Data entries

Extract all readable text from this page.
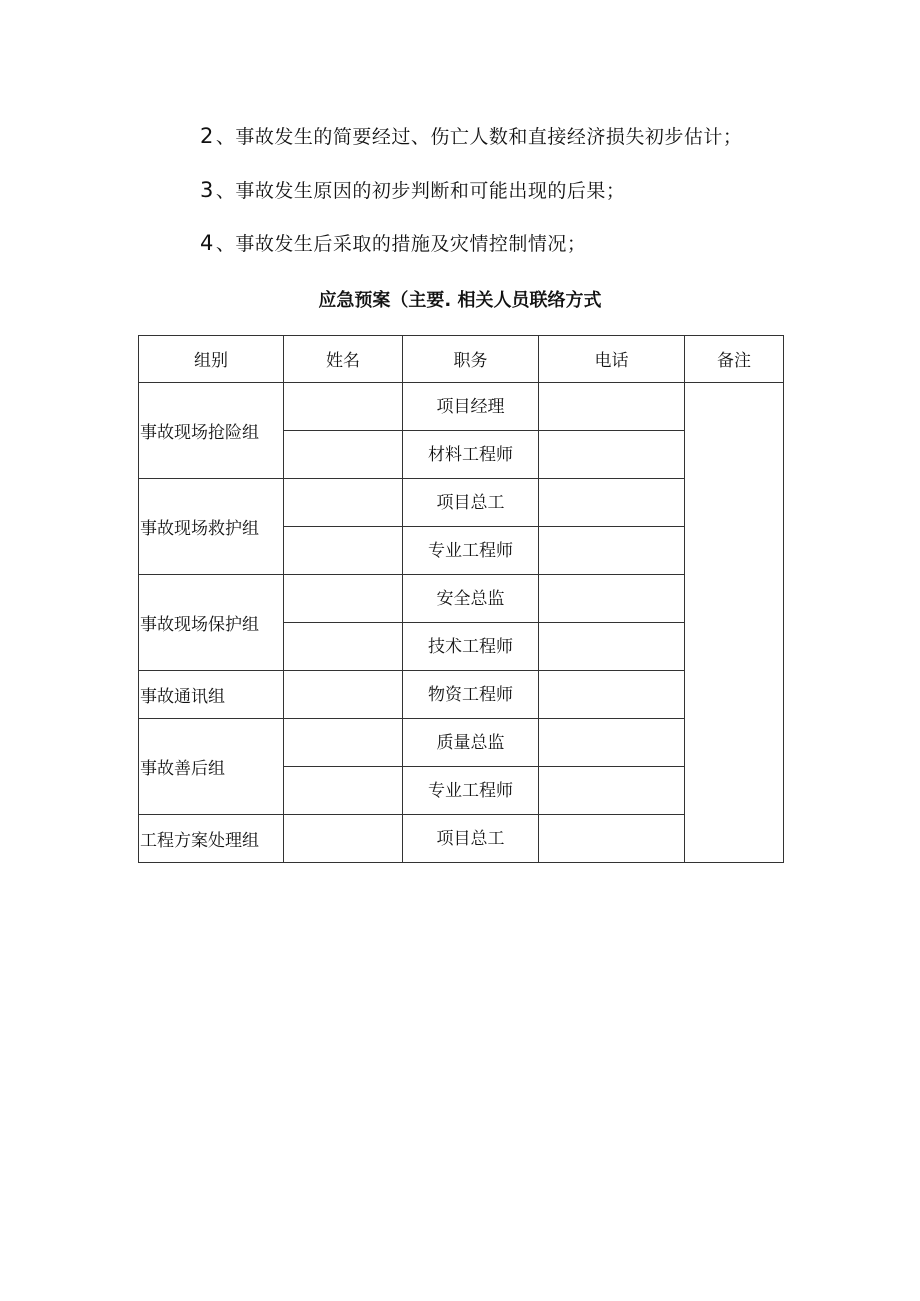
2 、事故发生的简要经过、伤亡人数和直接经济损失初步估计；
3 、事故发生原因的初步判断和可能出现的后果；
4 、事故发生后采取的措施及灾情控制情况；
应急预案（主要. 相关人员联络方式
组别	姓名	职务	电话	备注
事故现场抢险组		项目经理		
		材料工程师		
事故现场救护组		项目总工		
		专业工程师		
事故现场保护组		安全总监		
		技术工程师		
事故通讯组		物资工程师		
事故善后组		质量总监		
		专业工程师		
工程方案处理组		项目总工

▸ EXERCISE GOAL:
Copy every record above exactly as written, but leave out the pictures.

▸ TASK OUTPUT:
Extract all readable text from this page.
2 、事故发生的简要经过、伤亡人数和直接经济损失初步估计；
3 、事故发生原因的初步判断和可能出现的后果；
4 、事故发生后采取的措施及灾情控制情况；
应急预案（主要. 相关人员联络方式
组别	姓名	职务	电话	备注
事故现场抢险组		项目经理		
		材料工程师		
事故现场救护组		项目总工		
		专业工程师		
事故现场保护组		安全总监		
		技术工程师		
事故通讯组		物资工程师		
事故善后组		质量总监		
		专业工程师		
工程方案处理组		项目总工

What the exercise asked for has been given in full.